- **Instructions to follow**:
Retype all of the data exactly as given.

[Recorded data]
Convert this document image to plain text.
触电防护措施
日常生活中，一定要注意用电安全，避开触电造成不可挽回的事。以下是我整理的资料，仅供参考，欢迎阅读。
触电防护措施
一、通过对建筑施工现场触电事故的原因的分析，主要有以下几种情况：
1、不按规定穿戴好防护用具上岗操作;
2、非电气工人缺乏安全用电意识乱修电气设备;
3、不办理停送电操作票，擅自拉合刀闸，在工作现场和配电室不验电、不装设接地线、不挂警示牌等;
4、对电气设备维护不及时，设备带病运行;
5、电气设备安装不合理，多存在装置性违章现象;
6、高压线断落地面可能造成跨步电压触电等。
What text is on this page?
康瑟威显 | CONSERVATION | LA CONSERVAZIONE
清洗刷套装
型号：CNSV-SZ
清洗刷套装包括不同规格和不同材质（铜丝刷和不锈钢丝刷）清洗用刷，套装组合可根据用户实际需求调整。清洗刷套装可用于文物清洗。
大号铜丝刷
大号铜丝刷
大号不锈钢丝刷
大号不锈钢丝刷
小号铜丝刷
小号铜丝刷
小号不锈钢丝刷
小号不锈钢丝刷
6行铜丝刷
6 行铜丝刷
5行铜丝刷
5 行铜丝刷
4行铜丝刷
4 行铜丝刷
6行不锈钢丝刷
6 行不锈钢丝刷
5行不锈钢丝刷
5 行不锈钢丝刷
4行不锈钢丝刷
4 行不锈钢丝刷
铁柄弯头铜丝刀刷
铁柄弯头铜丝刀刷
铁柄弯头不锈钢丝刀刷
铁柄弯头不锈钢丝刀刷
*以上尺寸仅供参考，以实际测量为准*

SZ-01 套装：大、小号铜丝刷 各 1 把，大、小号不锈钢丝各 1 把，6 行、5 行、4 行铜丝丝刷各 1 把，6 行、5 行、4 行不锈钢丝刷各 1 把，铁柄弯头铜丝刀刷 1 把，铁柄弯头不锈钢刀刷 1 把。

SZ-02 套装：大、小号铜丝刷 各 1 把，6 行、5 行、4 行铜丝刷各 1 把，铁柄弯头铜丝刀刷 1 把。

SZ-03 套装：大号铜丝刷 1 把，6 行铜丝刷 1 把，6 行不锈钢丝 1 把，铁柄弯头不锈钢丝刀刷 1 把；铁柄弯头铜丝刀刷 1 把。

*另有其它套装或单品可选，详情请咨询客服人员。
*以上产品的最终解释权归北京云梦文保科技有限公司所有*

- **Answer to the exercise**:
Convert this document image to plain text.
触电防护措施
日常生活中，一定要注意用电安全，避开触电造成不可挽回的事。以下是我整理的资料，仅供参考，欢迎阅读。
触电防护措施
一、通过对建筑施工现场触电事故的原因的分析，主要有以下几种情况：
1、不按规定穿戴好防护用具上岗操作;
2、非电气工人缺乏安全用电意识乱修电气设备;
3、不办理停送电操作票，擅自拉合刀闸，在工作现场和配电室不验电、不装设接地线、不挂警示牌等;
4、对电气设备维护不及时，设备带病运行;
5、电气设备安装不合理，多存在装置性违章现象;
6、高压线断落地面可能造成跨步电压触电等。
What text is on this page?
康瑟威显 | CONSERVATION | LA CONSERVAZIONE
清洗刷套装
型号：CNSV-SZ
清洗刷套装包括不同规格和不同材质（铜丝刷和不锈钢丝刷）清洗用刷，套装组合可根据用户实际需求调整。清洗刷套装可用于文物清洗。
大号铜丝刷
大号铜丝刷
大号不锈钢丝刷
大号不锈钢丝刷
小号铜丝刷
小号铜丝刷
小号不锈钢丝刷
小号不锈钢丝刷
6行铜丝刷
6 行铜丝刷
5行铜丝刷
5 行铜丝刷
4行铜丝刷
4 行铜丝刷
6行不锈钢丝刷
6 行不锈钢丝刷
5行不锈钢丝刷
5 行不锈钢丝刷
4行不锈钢丝刷
4 行不锈钢丝刷
铁柄弯头铜丝刀刷
铁柄弯头铜丝刀刷
铁柄弯头不锈钢丝刀刷
铁柄弯头不锈钢丝刀刷
*以上尺寸仅供参考，以实际测量为准*

SZ-01 套装：大、小号铜丝刷 各 1 把，大、小号不锈钢丝各 1 把，6 行、5 行、4 行铜丝丝刷各 1 把，6 行、5 行、4 行不锈钢丝刷各 1 把，铁柄弯头铜丝刀刷 1 把，铁柄弯头不锈钢刀刷 1 把。

SZ-02 套装：大、小号铜丝刷 各 1 把，6 行、5 行、4 行铜丝刷各 1 把，铁柄弯头铜丝刀刷 1 把。

SZ-03 套装：大号铜丝刷 1 把，6 行铜丝刷 1 把，6 行不锈钢丝 1 把，铁柄弯头不锈钢丝刀刷 1 把；铁柄弯头铜丝刀刷 1 把。

*另有其它套装或单品可选，详情请咨询客服人员。
*以上产品的最终解释权归北京云梦文保科技有限公司所有*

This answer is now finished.